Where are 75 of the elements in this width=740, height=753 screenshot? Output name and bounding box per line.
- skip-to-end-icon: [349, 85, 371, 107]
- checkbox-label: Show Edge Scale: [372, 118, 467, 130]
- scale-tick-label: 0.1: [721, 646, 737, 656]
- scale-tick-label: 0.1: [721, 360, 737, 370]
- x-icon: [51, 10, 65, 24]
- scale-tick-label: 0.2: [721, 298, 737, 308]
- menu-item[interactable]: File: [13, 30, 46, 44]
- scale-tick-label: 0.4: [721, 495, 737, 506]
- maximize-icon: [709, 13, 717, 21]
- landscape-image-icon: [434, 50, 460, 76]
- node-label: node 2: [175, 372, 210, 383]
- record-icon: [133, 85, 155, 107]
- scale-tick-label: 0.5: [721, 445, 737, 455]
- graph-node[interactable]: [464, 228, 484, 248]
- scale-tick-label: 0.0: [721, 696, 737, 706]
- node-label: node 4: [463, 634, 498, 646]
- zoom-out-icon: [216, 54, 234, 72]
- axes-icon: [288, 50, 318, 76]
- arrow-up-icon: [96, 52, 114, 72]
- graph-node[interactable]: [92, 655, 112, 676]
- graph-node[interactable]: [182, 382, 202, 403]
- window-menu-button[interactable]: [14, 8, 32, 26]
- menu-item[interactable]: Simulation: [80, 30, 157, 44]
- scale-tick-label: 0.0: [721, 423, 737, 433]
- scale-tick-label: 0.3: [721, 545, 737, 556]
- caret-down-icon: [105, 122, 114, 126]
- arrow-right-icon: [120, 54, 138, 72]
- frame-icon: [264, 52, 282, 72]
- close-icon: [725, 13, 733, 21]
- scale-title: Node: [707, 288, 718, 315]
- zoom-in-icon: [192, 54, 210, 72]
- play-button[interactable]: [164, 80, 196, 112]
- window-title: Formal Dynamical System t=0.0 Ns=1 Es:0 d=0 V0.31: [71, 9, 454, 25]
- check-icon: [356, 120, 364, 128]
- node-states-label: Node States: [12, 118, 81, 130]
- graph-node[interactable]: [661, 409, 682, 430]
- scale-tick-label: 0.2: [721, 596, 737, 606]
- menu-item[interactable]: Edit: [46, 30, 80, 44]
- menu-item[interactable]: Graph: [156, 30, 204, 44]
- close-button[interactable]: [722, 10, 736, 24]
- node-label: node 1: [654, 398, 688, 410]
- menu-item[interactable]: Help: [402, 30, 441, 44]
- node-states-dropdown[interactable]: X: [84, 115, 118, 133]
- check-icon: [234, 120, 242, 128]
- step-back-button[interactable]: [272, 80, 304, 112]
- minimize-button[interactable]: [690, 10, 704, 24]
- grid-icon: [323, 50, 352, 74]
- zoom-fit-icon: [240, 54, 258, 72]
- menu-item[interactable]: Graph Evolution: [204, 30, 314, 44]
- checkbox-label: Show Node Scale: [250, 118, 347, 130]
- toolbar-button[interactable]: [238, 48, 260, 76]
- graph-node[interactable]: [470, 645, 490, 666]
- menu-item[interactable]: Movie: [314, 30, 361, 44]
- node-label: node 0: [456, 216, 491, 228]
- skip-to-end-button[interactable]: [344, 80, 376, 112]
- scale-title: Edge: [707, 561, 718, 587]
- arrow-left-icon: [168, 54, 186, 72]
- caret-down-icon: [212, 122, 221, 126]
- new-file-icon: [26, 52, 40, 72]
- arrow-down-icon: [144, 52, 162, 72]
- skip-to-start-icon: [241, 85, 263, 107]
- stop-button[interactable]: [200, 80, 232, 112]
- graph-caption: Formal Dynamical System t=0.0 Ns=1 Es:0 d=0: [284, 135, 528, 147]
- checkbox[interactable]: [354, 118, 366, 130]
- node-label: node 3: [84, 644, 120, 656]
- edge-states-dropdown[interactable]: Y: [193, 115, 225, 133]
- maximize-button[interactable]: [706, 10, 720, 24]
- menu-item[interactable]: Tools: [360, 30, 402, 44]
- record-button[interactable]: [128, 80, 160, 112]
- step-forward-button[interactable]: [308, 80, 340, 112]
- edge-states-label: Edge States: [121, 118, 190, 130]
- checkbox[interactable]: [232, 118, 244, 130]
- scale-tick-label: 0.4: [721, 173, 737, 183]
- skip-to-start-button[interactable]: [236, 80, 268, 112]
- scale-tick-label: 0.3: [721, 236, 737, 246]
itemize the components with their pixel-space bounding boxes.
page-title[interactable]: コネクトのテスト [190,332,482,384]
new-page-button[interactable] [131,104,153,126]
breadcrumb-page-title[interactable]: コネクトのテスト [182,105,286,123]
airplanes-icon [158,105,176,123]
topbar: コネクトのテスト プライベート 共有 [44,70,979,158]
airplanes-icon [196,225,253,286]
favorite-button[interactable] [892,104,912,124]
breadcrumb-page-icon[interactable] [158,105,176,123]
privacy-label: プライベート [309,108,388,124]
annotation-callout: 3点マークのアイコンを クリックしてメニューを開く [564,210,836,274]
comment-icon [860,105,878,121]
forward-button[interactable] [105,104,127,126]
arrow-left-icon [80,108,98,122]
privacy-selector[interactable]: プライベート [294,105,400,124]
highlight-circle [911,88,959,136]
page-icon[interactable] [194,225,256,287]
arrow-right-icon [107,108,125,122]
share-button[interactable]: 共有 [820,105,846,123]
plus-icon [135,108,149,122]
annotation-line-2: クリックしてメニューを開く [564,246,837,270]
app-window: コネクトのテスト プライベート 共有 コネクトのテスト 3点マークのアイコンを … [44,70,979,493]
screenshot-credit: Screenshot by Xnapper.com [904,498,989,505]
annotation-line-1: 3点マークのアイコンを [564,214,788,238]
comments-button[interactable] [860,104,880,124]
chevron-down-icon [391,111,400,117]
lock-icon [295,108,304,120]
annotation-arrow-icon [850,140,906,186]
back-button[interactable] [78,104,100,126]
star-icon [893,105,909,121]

+ + + + +

▸ **Job**
Starting at the beginning of the records and ending with the line that contains "- scale-tick-label: 0.0: [721, 423, 737, 433]", write those lines out again, substituting "network-node" for "graph-node" wherever it occurs and leaving everything else unchanged.

▸ **Answer to this problem**
Where are 75 of the elements in this width=740, height=753 screenshot? Output name and bounding box per line.
- skip-to-end-icon: [349, 85, 371, 107]
- checkbox-label: Show Edge Scale: [372, 118, 467, 130]
- scale-tick-label: 0.1: [721, 646, 737, 656]
- scale-tick-label: 0.1: [721, 360, 737, 370]
- x-icon: [51, 10, 65, 24]
- scale-tick-label: 0.2: [721, 298, 737, 308]
- menu-item[interactable]: File: [13, 30, 46, 44]
- scale-tick-label: 0.4: [721, 495, 737, 506]
- maximize-icon: [709, 13, 717, 21]
- landscape-image-icon: [434, 50, 460, 76]
- node-label: node 2: [175, 372, 210, 383]
- record-icon: [133, 85, 155, 107]
- scale-tick-label: 0.5: [721, 445, 737, 455]
- network-node[interactable]: [464, 228, 484, 248]
- scale-tick-label: 0.0: [721, 696, 737, 706]
- node-label: node 4: [463, 634, 498, 646]
- zoom-out-icon: [216, 54, 234, 72]
- axes-icon: [288, 50, 318, 76]
- arrow-up-icon: [96, 52, 114, 72]
- network-node[interactable]: [92, 655, 112, 676]
- network-node[interactable]: [182, 382, 202, 403]
- window-menu-button[interactable]: [14, 8, 32, 26]
- menu-item[interactable]: Simulation: [80, 30, 157, 44]
- scale-tick-label: 0.0: [721, 423, 737, 433]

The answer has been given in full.